**Given task:**
Find the lines in these entries that include the word "username" and state how many there are, with no other words.

**Extracted entries:**
────────────────────────────────────────

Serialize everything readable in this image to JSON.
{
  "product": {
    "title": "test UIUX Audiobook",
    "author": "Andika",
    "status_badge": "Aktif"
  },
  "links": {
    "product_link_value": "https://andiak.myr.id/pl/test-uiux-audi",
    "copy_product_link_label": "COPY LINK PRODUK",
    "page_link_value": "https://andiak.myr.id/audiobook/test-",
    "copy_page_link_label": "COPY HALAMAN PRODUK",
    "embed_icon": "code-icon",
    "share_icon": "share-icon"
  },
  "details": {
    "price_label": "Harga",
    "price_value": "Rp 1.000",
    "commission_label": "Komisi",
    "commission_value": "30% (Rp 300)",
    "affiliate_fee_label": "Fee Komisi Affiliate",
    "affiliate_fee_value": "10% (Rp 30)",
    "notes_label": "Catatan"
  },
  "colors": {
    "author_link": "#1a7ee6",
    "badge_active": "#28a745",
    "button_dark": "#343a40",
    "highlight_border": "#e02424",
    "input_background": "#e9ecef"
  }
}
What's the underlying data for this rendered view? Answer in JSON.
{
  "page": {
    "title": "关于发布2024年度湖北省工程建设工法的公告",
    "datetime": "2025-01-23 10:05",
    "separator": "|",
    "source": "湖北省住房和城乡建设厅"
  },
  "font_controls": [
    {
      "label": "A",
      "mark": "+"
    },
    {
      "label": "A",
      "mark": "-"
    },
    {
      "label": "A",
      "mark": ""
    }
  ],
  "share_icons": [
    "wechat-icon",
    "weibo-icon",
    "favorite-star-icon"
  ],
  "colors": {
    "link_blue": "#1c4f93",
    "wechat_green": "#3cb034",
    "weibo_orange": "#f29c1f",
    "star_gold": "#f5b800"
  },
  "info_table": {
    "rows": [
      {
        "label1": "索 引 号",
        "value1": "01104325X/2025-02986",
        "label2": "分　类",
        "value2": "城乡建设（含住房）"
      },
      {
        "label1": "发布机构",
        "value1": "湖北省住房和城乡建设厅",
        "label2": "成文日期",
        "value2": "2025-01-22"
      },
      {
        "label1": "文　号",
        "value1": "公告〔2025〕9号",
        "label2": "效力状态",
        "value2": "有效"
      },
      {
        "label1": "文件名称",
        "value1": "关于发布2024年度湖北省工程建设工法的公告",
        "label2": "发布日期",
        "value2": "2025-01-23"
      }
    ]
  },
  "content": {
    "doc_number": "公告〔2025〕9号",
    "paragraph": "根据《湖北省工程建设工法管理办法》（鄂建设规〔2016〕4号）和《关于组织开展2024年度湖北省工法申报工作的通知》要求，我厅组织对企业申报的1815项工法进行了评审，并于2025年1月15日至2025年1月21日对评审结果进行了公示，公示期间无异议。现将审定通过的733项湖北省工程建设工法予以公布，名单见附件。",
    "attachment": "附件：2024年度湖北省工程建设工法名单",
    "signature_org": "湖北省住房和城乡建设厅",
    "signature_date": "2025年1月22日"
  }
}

────────────────────────────────────────

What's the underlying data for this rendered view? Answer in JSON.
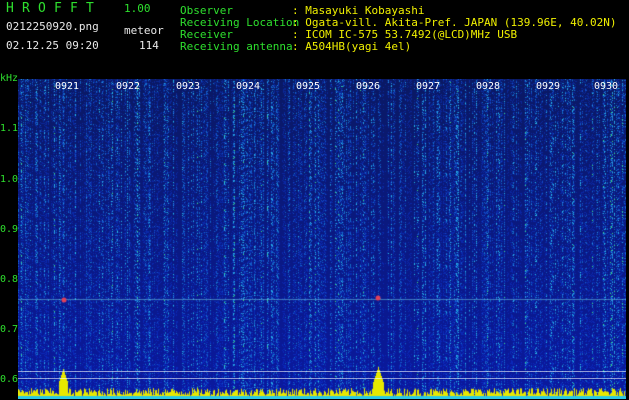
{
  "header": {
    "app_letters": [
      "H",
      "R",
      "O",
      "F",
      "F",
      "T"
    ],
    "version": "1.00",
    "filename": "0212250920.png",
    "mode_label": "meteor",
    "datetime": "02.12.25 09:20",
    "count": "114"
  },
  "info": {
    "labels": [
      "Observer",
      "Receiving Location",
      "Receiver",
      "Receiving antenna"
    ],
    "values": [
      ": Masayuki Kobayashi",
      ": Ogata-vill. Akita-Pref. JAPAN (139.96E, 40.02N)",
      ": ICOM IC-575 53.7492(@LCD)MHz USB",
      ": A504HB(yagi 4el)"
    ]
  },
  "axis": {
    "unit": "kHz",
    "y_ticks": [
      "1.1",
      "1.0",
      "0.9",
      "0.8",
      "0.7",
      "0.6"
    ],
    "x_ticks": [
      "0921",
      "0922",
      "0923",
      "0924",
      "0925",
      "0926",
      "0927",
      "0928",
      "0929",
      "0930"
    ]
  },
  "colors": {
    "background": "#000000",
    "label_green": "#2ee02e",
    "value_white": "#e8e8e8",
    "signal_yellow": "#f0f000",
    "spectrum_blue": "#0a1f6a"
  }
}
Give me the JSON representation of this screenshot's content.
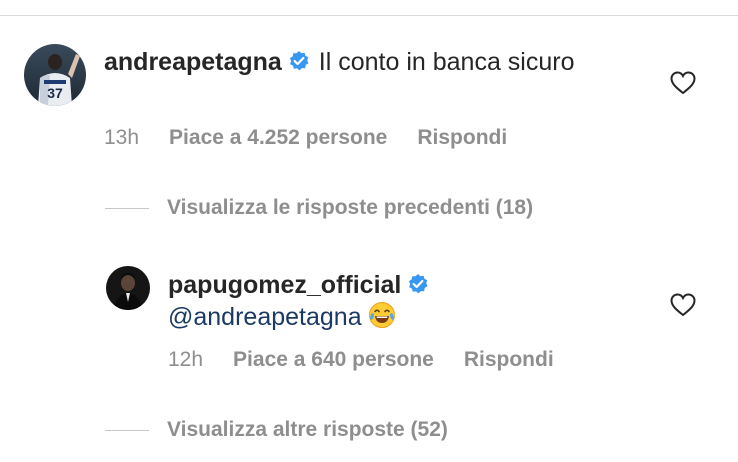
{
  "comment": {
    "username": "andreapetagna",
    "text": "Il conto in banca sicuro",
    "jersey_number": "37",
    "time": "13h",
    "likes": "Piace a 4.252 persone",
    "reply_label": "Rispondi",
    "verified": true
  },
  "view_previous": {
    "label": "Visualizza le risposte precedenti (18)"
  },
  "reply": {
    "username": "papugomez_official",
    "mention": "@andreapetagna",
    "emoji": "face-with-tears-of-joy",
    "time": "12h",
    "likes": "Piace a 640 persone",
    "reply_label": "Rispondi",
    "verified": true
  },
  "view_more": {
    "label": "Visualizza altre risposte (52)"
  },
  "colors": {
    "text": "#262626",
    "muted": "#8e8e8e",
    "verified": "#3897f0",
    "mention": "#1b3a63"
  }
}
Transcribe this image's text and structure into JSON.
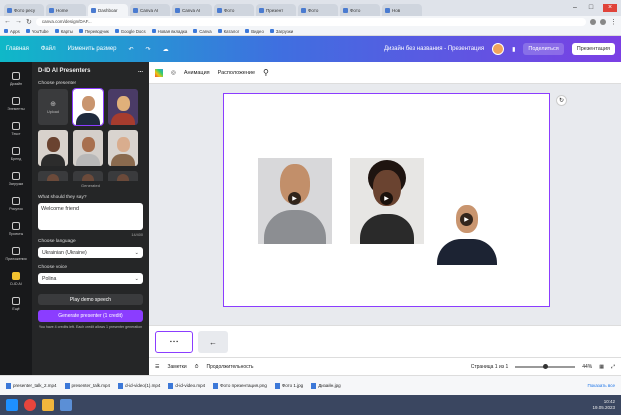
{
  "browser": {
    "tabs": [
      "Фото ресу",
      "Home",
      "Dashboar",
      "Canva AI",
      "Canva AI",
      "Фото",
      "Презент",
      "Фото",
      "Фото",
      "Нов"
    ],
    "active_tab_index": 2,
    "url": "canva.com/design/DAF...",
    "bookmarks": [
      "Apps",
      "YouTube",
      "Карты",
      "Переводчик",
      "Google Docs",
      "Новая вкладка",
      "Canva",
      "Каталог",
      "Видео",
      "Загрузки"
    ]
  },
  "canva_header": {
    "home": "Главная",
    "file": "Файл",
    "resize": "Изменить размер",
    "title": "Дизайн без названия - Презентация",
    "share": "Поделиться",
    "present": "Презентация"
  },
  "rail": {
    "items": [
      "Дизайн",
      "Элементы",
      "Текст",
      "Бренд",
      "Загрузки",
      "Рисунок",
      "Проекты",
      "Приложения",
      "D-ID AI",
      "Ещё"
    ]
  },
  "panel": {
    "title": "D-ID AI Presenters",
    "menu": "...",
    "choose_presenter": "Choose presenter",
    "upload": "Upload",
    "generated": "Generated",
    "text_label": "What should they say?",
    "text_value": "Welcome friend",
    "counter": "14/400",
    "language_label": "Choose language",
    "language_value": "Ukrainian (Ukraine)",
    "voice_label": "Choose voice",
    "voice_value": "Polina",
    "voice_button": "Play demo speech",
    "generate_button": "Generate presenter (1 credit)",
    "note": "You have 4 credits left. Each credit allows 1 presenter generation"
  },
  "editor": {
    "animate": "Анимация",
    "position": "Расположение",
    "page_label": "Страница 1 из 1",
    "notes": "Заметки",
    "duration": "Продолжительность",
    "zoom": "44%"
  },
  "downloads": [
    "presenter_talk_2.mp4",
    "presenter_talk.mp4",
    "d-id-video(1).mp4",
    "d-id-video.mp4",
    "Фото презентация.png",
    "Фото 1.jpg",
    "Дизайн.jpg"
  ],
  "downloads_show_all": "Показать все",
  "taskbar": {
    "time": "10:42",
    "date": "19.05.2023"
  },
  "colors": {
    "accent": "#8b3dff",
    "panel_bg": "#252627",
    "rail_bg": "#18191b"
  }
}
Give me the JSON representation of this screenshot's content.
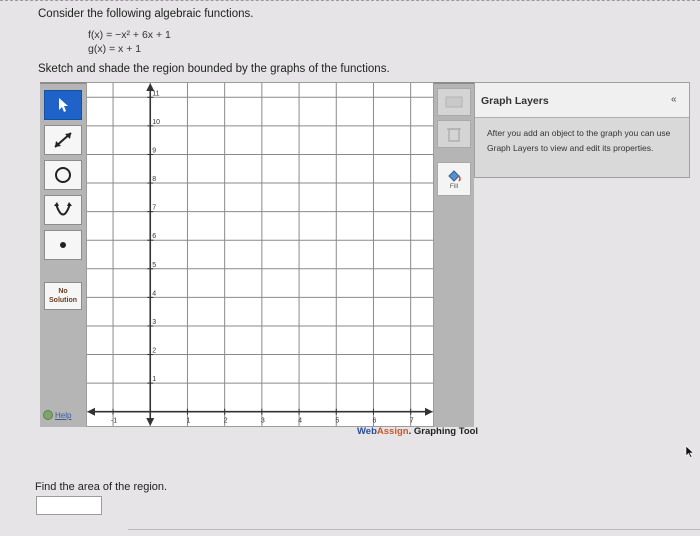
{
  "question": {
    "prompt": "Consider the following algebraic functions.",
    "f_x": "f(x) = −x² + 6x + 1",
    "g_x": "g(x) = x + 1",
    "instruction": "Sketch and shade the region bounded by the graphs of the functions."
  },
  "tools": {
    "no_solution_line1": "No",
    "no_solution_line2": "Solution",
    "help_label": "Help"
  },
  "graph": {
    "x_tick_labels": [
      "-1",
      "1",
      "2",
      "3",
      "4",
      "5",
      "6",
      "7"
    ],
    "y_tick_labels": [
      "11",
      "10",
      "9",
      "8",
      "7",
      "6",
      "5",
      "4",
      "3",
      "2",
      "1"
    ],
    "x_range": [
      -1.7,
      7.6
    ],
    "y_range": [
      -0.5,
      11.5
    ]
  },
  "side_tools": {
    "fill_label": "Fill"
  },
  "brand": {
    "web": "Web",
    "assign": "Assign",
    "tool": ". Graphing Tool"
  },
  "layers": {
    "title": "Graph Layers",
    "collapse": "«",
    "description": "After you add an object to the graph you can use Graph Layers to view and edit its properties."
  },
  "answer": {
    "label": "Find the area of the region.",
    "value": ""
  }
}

────────────────────────────────────────

**Task answer:**
2